● TASK REQUIREMENTS: In the knee model description, which bone is held fixed while the tibia moves relative to it?

● SELECTED PASSAGE:
*** Begin section ***

The SIMM Generic Knee Model is a high resolution anatomical and kinematic model of the knee derived from plastic bone models and MRI data and designed specifically for SIMM users. The Knee Model consists of four bones (femur, tibia, fibula, and patella), five ligaments (anterior and posterior cruciate, medial and lateral collateral, and patellar ligaments), and the lateral and medial menisci. The bones and menisci are modeled as rigid polyhedra and the ligaments as deformable polyhedra.
The Knee Model has two degrees of freedom that represent flexion-extension and varus-valgus motions. The femur is the fixed bone and the tibia moves relative to it, while the patella and the menisci move relative to the tibia.
The 3D motion of the tibia is described by several functions that are dependent upon knee angle. These kinematic functions of the tibia are defined such that during flexion, the screw home motion (external rotation of the tibia relative to the femur in the final 20 degrees of knee extension)1 and the rolling-to-sliding ratio of the motion of the femoral condyles on the tibial plateau2 conform to values described in the literature. The patella motions are defined such that the patella surface conform to the femoral trochlear notch. The resulting angle of the patellar ligament and patella relative to the long axis of the tibia conforms to literature values.3
Kinematic functions defining the varus-valgus motion of the tibia force it to rotate about the center of the lateral tibial plateau during valgus motion and about the center of the medial tibial plateau during varus motion. The kinematics of the knee can easily be modified in SIMM to include new degrees of freedom or to represent new experimental data.
Each ligament is constructed of numerous line elements; the placement and number of line elements are based upon the ligaments digitized from the knee made available by Samso, Inc. The representation of the anterior cruciate ligaments was also based on detailed mappings of the individual fibers of the ligament.4 The cruciate ligaments are composed of straight line elements only, i.e. there is no bending in the ligament between the points of origin and insertion. However, the elements connect in a complex manner between the bones, so the shape of the ligament changes considerably throughout knee motion. The collateral ligaments contain "via" or "wrapping points" along the paths of the line elements. These "via" points are necessary because the collaterals do not follow a straight path from origin to insertion, but instead, wrap over the outer surfaces of the femur and tibia.

*** End section ***

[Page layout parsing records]

*** Begin section ***

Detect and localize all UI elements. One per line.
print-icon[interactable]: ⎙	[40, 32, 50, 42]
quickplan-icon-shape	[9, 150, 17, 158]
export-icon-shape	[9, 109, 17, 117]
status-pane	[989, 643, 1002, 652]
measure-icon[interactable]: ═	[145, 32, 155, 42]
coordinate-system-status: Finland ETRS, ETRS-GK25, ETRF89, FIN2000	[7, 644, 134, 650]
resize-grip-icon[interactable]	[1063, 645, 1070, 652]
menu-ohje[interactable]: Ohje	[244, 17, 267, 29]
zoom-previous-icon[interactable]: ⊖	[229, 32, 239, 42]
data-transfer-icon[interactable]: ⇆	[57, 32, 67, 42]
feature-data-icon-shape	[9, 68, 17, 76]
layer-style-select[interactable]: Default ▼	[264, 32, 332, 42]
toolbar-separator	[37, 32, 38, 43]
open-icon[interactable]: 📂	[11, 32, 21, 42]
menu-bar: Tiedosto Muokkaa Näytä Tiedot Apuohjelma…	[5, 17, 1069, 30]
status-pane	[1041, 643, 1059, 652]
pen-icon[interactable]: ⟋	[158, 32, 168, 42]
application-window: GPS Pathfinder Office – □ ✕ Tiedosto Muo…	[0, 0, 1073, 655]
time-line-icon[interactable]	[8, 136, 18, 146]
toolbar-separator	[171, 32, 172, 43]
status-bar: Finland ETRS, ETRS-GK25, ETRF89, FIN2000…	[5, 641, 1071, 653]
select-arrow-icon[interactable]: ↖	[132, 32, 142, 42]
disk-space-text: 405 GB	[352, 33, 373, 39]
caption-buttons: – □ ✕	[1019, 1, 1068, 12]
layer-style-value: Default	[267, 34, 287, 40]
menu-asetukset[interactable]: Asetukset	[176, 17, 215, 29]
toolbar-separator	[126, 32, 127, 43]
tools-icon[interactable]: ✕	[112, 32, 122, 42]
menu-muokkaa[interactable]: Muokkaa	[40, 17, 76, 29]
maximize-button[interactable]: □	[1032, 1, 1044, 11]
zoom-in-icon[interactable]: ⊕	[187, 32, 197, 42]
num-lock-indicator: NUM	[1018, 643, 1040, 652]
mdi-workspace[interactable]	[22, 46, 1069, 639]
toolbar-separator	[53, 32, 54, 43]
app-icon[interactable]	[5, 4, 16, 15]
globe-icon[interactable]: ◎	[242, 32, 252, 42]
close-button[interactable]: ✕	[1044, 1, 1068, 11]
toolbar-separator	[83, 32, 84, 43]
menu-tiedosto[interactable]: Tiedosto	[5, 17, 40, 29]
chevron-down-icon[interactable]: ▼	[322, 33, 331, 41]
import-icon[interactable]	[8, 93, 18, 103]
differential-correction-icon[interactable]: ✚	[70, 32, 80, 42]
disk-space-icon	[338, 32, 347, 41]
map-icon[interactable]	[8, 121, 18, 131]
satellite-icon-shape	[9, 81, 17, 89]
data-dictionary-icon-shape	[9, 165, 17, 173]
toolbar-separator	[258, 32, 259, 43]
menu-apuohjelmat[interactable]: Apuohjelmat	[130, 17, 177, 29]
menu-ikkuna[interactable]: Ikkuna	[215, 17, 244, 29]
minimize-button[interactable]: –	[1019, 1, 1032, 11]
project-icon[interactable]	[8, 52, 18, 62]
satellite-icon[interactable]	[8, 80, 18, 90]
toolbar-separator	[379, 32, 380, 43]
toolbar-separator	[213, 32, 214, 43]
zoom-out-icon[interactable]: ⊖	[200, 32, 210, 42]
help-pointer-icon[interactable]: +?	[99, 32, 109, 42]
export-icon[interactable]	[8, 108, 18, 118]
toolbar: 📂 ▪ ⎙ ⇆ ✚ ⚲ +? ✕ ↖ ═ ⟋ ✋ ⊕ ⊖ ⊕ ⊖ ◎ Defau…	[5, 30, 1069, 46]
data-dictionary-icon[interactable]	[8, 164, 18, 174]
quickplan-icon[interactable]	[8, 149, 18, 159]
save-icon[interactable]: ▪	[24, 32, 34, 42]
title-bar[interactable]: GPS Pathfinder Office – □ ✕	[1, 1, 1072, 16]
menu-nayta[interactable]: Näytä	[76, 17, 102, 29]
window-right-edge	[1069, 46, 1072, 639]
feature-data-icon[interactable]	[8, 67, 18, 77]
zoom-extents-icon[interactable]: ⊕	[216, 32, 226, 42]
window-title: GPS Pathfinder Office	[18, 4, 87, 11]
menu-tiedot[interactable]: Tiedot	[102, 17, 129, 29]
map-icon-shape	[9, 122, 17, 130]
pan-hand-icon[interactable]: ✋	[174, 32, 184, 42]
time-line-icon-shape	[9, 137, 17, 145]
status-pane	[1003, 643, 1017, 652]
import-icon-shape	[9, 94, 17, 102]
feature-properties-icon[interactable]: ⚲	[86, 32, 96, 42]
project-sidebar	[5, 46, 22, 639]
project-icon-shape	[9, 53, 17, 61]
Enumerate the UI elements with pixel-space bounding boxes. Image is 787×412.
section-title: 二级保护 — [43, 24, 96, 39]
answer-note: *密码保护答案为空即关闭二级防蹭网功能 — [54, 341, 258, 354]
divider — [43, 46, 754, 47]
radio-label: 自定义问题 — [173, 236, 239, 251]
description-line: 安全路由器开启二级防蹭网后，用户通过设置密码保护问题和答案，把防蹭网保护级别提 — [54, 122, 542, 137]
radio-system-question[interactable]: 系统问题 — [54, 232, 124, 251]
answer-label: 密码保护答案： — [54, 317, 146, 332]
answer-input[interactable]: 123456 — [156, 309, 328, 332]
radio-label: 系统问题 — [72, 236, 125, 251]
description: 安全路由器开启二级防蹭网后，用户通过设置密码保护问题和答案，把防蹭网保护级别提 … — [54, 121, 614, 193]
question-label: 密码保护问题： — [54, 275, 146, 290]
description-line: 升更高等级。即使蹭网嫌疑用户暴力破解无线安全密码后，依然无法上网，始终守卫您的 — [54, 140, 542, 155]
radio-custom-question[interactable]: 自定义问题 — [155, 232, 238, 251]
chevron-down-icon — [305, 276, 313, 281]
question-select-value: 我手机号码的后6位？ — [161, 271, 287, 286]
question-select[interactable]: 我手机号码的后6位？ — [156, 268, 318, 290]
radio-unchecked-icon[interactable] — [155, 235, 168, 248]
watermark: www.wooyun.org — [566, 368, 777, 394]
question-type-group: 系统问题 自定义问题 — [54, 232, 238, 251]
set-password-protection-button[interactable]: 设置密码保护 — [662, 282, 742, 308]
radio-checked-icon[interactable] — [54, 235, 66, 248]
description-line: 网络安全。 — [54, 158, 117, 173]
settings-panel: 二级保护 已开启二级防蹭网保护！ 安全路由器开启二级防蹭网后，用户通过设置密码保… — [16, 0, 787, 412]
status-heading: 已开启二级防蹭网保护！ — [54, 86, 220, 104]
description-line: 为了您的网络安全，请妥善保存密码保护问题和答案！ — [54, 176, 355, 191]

*** End section ***

● COMPLETED TASK: The femur.